- _GIVEN REQUEST_
Copy the rows below word for word, beginning with the first row and stopping after the row that contains "terminal-window[interactable]: x –".

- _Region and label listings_

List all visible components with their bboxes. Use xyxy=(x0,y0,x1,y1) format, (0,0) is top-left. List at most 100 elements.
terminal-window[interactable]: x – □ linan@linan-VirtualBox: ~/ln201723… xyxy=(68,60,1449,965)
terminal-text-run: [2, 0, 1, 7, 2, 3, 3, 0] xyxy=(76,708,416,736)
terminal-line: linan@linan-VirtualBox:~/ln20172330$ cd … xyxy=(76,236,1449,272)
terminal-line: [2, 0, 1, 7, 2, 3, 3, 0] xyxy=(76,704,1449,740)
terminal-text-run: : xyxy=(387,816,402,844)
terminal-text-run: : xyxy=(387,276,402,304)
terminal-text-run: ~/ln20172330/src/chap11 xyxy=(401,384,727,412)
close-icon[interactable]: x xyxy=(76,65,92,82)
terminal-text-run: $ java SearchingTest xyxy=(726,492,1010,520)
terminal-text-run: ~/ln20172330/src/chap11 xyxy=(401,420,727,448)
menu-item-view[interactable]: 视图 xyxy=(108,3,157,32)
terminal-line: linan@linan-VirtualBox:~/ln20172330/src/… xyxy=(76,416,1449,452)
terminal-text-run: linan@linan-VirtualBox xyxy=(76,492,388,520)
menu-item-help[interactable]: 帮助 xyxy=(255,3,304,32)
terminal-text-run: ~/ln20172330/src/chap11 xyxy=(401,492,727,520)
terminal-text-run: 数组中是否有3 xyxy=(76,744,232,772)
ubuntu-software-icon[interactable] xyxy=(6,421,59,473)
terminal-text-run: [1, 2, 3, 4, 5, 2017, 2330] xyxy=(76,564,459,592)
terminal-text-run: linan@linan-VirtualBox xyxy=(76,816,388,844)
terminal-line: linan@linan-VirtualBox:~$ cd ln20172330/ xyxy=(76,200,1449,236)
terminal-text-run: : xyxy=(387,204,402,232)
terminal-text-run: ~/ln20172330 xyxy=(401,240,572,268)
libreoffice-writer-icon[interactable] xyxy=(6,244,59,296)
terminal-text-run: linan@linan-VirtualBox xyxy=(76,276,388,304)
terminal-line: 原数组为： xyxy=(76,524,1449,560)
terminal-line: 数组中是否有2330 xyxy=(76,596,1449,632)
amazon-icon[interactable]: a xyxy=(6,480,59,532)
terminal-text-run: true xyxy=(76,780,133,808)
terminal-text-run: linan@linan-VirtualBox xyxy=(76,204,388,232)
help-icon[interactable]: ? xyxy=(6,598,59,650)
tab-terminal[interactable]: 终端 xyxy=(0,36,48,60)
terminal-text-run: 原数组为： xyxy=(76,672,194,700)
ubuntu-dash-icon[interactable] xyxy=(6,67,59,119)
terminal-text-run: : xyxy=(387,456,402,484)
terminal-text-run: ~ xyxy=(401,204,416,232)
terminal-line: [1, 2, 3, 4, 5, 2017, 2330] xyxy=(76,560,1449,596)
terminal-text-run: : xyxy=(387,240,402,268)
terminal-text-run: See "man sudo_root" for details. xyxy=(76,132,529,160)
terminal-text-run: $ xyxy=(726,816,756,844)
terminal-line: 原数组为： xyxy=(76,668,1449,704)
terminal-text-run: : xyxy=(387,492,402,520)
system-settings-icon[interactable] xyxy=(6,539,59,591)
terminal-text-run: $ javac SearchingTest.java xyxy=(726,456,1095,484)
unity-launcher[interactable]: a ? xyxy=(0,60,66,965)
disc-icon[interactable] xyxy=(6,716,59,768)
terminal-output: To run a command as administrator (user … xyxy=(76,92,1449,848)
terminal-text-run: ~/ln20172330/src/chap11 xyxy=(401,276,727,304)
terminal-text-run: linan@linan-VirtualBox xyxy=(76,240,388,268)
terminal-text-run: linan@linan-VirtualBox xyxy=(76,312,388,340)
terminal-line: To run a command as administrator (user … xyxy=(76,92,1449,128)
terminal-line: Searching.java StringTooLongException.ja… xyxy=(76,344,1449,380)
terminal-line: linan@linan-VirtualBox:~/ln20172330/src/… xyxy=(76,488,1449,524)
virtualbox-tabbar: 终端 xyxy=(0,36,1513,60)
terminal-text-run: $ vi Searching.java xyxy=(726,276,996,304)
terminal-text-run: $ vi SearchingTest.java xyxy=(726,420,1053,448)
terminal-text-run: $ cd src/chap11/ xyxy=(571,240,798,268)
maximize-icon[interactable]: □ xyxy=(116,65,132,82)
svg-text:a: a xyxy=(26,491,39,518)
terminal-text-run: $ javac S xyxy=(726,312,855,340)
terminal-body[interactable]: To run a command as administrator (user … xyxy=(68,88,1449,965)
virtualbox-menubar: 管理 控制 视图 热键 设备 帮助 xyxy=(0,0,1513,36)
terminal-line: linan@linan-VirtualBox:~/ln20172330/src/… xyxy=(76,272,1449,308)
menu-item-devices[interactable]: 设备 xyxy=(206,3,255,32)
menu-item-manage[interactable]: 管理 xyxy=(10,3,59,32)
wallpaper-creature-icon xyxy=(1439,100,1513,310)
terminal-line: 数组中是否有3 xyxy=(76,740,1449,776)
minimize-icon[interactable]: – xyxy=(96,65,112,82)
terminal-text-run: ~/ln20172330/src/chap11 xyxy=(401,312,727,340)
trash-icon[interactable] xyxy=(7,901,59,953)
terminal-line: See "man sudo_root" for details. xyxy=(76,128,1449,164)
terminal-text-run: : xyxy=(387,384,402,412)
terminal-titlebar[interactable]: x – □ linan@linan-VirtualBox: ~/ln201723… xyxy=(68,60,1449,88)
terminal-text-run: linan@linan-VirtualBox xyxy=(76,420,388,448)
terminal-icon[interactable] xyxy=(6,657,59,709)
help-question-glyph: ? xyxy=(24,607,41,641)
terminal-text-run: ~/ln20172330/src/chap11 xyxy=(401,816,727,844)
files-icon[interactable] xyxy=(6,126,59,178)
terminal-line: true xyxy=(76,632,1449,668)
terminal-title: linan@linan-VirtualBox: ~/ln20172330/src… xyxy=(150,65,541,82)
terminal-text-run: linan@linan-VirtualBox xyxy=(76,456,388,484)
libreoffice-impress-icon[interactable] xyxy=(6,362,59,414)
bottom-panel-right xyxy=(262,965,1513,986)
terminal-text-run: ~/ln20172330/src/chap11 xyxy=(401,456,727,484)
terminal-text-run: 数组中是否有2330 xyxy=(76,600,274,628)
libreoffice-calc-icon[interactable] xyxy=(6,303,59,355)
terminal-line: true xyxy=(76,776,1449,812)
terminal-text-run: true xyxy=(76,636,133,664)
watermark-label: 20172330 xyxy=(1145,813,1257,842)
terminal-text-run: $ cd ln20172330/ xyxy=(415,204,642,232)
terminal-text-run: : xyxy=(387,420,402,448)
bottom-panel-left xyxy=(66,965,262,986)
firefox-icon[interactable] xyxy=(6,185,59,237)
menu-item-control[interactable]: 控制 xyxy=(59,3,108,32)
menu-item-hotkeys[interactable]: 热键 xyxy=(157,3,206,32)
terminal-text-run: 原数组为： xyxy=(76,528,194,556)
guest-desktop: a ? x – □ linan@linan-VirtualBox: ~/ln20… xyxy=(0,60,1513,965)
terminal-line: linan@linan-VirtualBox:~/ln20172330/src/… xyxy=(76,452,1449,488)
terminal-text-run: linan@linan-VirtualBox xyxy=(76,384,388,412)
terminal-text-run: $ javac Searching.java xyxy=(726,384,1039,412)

- _ANSWER TO THIS TASK_
List all visible components with their bboxes. Use xyxy=(x0,y0,x1,y1) format, (0,0) is top-left. List at most 100 elements.
terminal-window[interactable]: x – □ linan@linan-VirtualBox: ~/ln201723… xyxy=(68,60,1449,965)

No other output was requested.